[Structured figure records]
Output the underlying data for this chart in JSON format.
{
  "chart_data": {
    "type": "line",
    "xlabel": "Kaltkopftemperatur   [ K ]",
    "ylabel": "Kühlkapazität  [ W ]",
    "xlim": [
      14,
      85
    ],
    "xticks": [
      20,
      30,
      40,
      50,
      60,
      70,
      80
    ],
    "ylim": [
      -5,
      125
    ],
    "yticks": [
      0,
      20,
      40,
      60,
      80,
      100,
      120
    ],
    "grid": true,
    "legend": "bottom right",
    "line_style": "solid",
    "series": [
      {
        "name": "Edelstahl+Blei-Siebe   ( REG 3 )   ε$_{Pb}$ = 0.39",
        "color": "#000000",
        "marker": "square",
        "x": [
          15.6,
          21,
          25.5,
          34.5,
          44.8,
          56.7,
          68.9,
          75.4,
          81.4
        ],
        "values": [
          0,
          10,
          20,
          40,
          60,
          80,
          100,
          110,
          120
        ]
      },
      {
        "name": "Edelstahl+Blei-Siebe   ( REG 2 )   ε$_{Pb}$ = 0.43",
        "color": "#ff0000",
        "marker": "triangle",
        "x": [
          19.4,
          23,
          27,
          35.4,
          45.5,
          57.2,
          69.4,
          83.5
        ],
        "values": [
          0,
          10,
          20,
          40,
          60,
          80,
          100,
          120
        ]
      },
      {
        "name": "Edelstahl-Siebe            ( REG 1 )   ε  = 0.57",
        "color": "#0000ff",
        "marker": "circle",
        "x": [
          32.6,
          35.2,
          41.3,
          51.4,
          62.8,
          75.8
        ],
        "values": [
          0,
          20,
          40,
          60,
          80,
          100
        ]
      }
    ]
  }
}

- WHAT THE TASK ASKS
Check each line above for "color" and return the ones that have it.

- OUTPUT BELOW
        "color": "#000000",
        "color": "#ff0000",
        "color": "#0000ff",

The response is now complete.